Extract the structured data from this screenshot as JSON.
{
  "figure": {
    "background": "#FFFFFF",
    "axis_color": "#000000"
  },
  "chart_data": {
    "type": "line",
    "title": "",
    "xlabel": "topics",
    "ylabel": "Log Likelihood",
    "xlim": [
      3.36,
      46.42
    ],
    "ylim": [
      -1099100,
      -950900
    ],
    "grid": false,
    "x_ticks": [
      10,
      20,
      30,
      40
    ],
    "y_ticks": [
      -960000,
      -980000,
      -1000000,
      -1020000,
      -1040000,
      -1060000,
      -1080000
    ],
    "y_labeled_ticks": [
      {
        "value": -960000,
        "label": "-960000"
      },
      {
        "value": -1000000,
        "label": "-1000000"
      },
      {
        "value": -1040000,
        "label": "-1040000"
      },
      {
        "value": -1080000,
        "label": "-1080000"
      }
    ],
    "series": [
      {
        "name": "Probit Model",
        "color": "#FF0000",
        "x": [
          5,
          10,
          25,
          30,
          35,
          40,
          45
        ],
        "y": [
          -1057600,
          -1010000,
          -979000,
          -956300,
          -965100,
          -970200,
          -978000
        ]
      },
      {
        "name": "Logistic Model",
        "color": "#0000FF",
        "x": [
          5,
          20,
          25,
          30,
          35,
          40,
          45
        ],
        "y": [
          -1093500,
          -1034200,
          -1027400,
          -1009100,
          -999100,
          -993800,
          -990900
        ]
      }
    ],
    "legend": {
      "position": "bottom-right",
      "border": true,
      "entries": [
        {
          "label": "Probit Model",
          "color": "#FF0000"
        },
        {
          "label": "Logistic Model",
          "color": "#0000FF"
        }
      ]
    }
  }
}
□ □ □ □ □ □ □
▶ _Task directions_
Set down the entries above again, word for word.

▶ _Solution for this exercise_
Extract the structured data from this screenshot as JSON.
{
  "figure": {
    "background": "#FFFFFF",
    "axis_color": "#000000"
  },
  "chart_data": {
    "type": "line",
    "title": "",
    "xlabel": "topics",
    "ylabel": "Log Likelihood",
    "xlim": [
      3.36,
      46.42
    ],
    "ylim": [
      -1099100,
      -950900
    ],
    "grid": false,
    "x_ticks": [
      10,
      20,
      30,
      40
    ],
    "y_ticks": [
      -960000,
      -980000,
      -1000000,
      -1020000,
      -1040000,
      -1060000,
      -1080000
    ],
    "y_labeled_ticks": [
      {
        "value": -960000,
        "label": "-960000"
      },
      {
        "value": -1000000,
        "label": "-1000000"
      },
      {
        "value": -1040000,
        "label": "-1040000"
      },
      {
        "value": -1080000,
        "label": "-1080000"
      }
    ],
    "series": [
      {
        "name": "Probit Model",
        "color": "#FF0000",
        "x": [
          5,
          10,
          25,
          30,
          35,
          40,
          45
        ],
        "y": [
          -1057600,
          -1010000,
          -979000,
          -956300,
          -965100,
          -970200,
          -978000
        ]
      },
      {
        "name": "Logistic Model",
        "color": "#0000FF",
        "x": [
          5,
          20,
          25,
          30,
          35,
          40,
          45
        ],
        "y": [
          -1093500,
          -1034200,
          -1027400,
          -1009100,
          -999100,
          -993800,
          -990900
        ]
      }
    ],
    "legend": {
      "position": "bottom-right",
      "border": true,
      "entries": [
        {
          "label": "Probit Model",
          "color": "#FF0000"
        },
        {
          "label": "Logistic Model",
          "color": "#0000FF"
        }
      ]
    }
  }
}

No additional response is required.